■ EXERCISE DESCRIPTION: Search the listing for the string "title" and copy every line that contains it.

[START OF STORED ROWS]

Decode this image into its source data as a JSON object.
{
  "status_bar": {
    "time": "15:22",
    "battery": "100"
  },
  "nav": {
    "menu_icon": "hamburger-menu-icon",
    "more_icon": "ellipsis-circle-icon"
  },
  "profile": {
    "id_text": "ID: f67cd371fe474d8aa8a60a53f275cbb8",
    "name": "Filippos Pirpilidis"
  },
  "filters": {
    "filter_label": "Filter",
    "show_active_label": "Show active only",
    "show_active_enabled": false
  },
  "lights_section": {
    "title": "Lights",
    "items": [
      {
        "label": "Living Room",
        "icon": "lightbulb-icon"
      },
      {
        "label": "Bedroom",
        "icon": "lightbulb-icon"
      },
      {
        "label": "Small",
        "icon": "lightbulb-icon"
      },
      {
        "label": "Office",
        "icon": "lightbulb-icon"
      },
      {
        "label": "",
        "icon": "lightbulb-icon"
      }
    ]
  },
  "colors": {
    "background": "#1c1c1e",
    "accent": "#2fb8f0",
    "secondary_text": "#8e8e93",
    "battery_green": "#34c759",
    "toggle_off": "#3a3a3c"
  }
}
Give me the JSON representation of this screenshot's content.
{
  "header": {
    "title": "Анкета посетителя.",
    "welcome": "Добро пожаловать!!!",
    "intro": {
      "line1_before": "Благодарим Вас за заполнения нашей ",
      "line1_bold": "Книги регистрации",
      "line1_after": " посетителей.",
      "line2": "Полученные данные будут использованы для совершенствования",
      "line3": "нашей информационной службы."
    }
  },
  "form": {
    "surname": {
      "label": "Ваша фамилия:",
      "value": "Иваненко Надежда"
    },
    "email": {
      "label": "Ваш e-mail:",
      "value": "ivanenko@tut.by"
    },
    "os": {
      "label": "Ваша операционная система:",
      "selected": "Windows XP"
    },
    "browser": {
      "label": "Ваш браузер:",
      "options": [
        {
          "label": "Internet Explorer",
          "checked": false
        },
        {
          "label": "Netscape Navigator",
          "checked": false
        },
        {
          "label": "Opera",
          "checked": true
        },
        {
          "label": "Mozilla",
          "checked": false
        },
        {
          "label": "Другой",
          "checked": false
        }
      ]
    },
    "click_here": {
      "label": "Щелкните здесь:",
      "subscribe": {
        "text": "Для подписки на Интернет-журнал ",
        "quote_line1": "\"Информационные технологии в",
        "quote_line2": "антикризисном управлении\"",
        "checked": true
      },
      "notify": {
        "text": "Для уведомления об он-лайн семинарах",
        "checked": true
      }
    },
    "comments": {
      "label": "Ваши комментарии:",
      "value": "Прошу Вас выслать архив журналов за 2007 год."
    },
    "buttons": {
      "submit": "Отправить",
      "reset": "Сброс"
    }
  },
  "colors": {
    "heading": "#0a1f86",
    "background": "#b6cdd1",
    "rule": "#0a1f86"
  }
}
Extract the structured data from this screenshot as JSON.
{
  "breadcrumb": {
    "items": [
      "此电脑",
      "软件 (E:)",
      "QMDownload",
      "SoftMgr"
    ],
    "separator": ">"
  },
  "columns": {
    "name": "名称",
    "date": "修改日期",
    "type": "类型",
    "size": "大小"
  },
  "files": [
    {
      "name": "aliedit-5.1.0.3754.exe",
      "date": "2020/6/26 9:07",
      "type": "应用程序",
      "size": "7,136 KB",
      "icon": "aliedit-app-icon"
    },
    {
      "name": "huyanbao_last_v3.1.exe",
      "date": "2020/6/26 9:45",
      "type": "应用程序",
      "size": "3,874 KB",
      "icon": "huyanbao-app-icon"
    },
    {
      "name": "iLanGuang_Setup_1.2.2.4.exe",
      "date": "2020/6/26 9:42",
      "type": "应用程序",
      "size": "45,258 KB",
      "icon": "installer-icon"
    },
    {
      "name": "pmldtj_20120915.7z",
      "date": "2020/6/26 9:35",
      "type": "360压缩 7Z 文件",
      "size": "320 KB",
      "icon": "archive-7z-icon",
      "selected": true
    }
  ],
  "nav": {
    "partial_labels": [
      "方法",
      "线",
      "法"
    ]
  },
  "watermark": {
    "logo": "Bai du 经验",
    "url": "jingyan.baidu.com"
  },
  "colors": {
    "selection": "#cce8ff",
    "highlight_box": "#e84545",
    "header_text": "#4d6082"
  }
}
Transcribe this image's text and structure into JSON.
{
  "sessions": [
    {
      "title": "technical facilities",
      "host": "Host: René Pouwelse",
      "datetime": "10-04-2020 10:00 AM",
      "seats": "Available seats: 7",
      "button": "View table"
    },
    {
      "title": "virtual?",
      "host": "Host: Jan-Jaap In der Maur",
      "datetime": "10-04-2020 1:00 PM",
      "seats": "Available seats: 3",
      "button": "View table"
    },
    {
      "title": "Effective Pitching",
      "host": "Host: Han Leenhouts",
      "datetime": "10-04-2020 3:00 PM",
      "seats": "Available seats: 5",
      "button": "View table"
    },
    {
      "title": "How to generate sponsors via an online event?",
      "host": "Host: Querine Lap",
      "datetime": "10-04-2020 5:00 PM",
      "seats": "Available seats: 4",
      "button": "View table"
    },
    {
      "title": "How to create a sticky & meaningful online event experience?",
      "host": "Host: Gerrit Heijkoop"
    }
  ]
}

[END OF STORED ROWS]

■ ANSWER FOR THIS EXERCISE:
    "title": "Lights",
    "title": "Анкета посетителя.",
      "title": "technical facilities",
      "title": "virtual?",
      "title": "Effective Pitching",
      "title": "How to generate sponsors via an online event?",
      "title": "How to create a sticky & meaningful online event experience?",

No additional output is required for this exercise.